- _Stated goal_: How many lines of these entries include the string "дорог"? State the number alone.

Entries taken from a collection
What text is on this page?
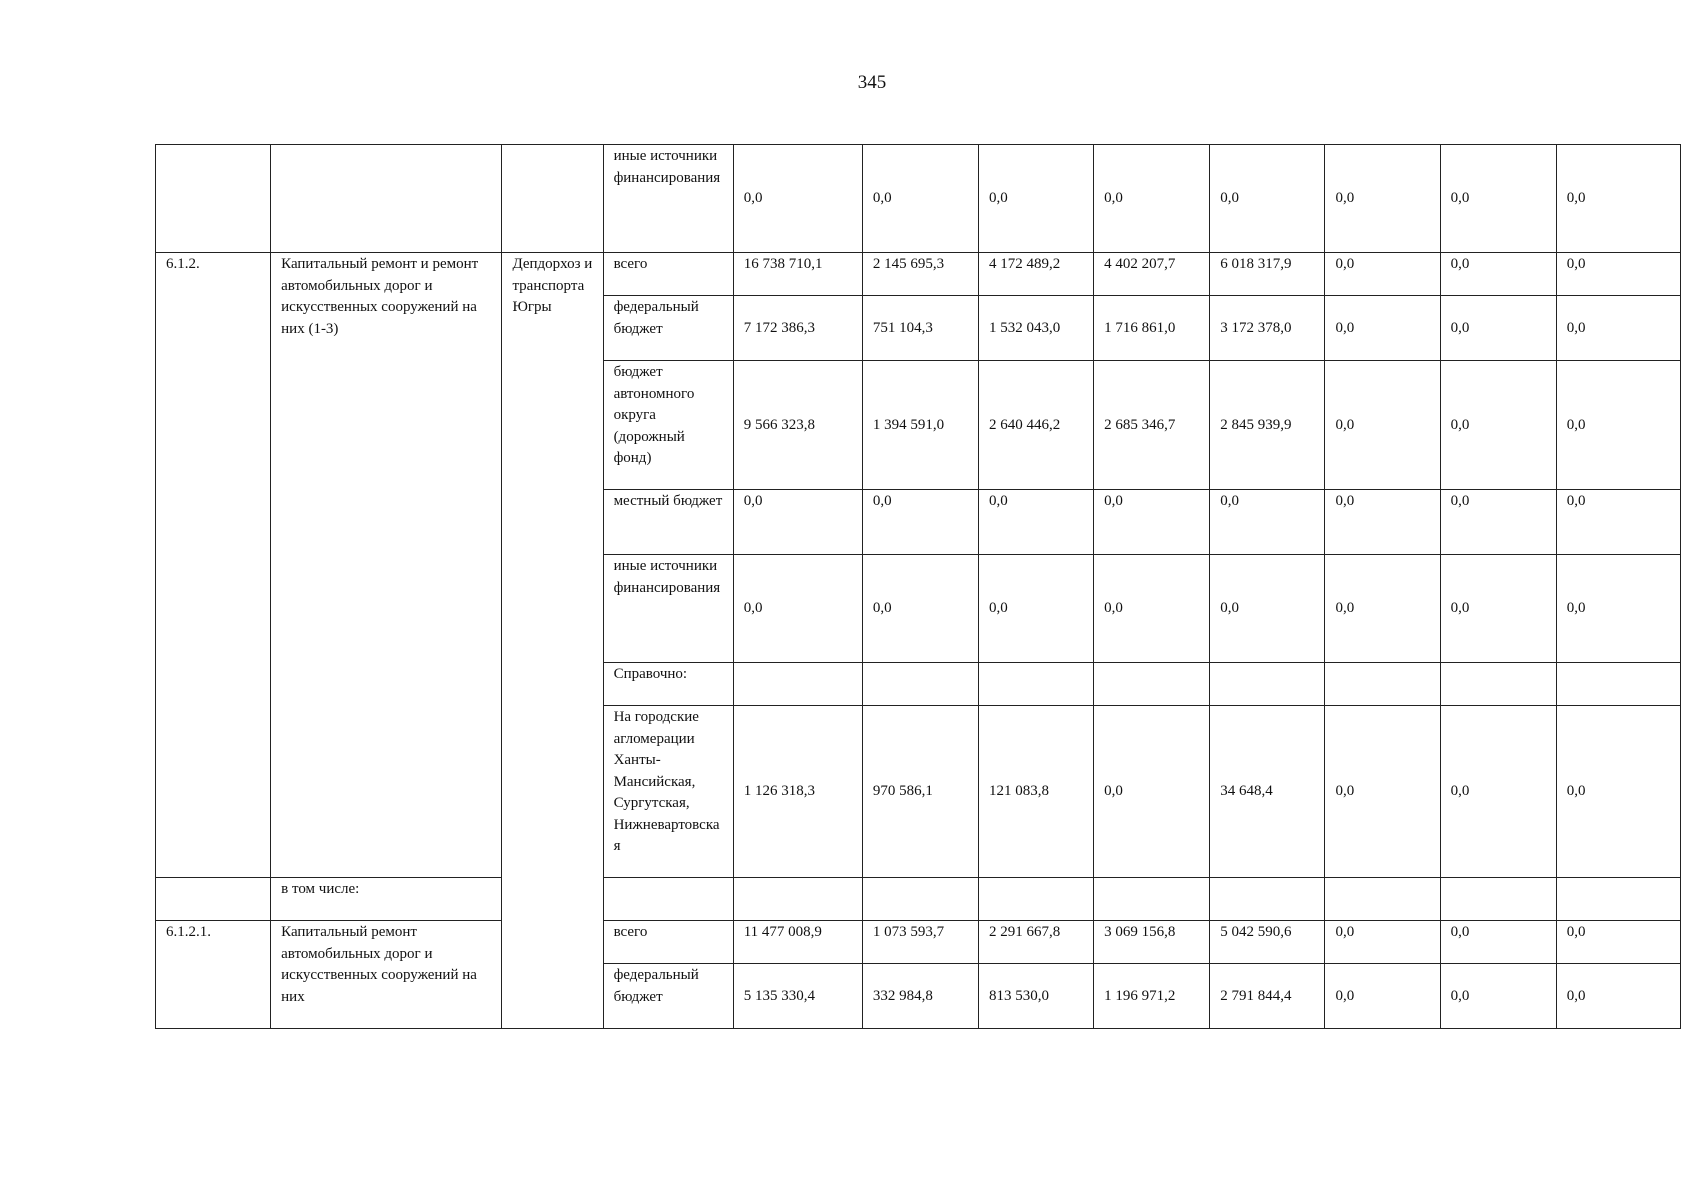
345
			иные источники финансирования	0,0	0,0	0,0	0,0	0,0	0,0	0,0	0,0
6.1.2.	Капитальный ремонт и ремонт автомобильных дорог и искусственных сооружений на них (1-3)	Депдорхоз и транспорта Югры	всего	16 738 710,1	2 145 695,3	4 172 489,2	4 402 207,7	6 018 317,9	0,0	0,0	0,0
			федеральный бюджет	7 172 386,3	751 104,3	1 532 043,0	1 716 861,0	3 172 378,0	0,0	0,0	0,0
			бюджет автономного округа (дорожный фонд)	9 566 323,8	1 394 591,0	2 640 446,2	2 685 346,7	2 845 939,9	0,0	0,0	0,0
			местный бюджет	0,0	0,0	0,0	0,0	0,0	0,0	0,0	0,0
			иные источники финансирования	0,0	0,0	0,0	0,0	0,0	0,0	0,0	0,0
			Справочно:								
			На городские агломерации Ханты-Мансийская, Сургутская, Нижневартовская	1 126 318,3	970 586,1	121 083,8	0,0	34 648,4	0,0	0,0	0,0
	в том числе:										
6.1.2.1.	Капитальный ремонт автомобильных дорог и искусственных сооружений на них		всего	11 477 008,9	1 073 593,7	2 291 667,8	3 069 156,8	5 042 590,6	0,0	0,0	0,0
			федеральный бюджет	5 135 330,4	332 984,8	813 530,0	1 196 971,2	2 791 844,4	0,0	0,0	0,0
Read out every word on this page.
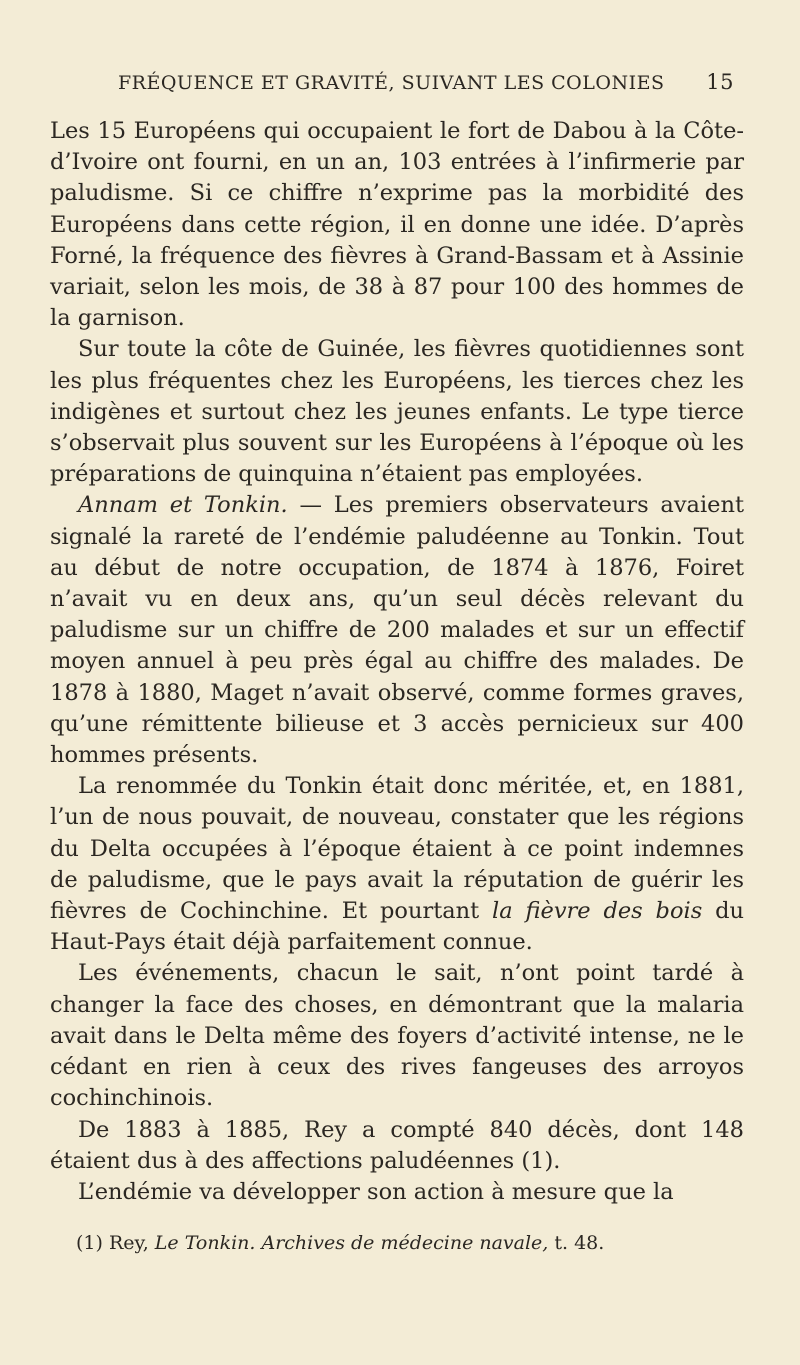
FRÉQUENCE ET GRAVITÉ, SUIVANT LES COLONIES 15

Les 15 Européens qui occupaient le fort de Dabou à la Côte-d’Ivoire ont fourni, en un an, 103 entrées à l’infirmerie par paludisme. Si ce chiffre n’exprime pas la morbidité des Européens dans cette région, il en donne une idée. D’après Forné, la fréquence des fièvres à Grand-Bassam et à Assinie variait, selon les mois, de 38 à 87 pour 100 des hommes de la garnison.

Sur toute la côte de Guinée, les fièvres quotidiennes sont les plus fréquentes chez les Européens, les tierces chez les indigènes et surtout chez les jeunes enfants. Le type tierce s’observait plus souvent sur les Européens à l’époque où les préparations de quinquina n’étaient pas employées.

Annam et Tonkin. — Les premiers observateurs avaient signalé la rareté de l’endémie paludéenne au Tonkin. Tout au début de notre occupation, de 1874 à 1876, Foiret n’avait vu en deux ans, qu’un seul décès relevant du paludisme sur un chiffre de 200 malades et sur un effectif moyen annuel à peu près égal au chiffre des malades. De 1878 à 1880, Maget n’avait observé, comme formes graves, qu’une rémittente bilieuse et 3 accès pernicieux sur 400 hommes présents.

La renommée du Tonkin était donc méritée, et, en 1881, l’un de nous pouvait, de nouveau, constater que les régions du Delta occupées à l’époque étaient à ce point indemnes de paludisme, que le pays avait la réputation de guérir les fièvres de Cochinchine. Et pourtant la fièvre des bois du Haut-Pays était déjà parfaitement connue.

Les événements, chacun le sait, n’ont point tardé à changer la face des choses, en démontrant que la malaria avait dans le Delta même des foyers d’activité intense, ne le cédant en rien à ceux des rives fangeuses des arroyos cochinchinois.

De 1883 à 1885, Rey a compté 840 décès, dont 148 étaient dus à des affections paludéennes (1).

L’endémie va développer son action à mesure que la

(1) Rey, Le Tonkin. Archives de médecine navale, t. 48.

- _Full response_: 2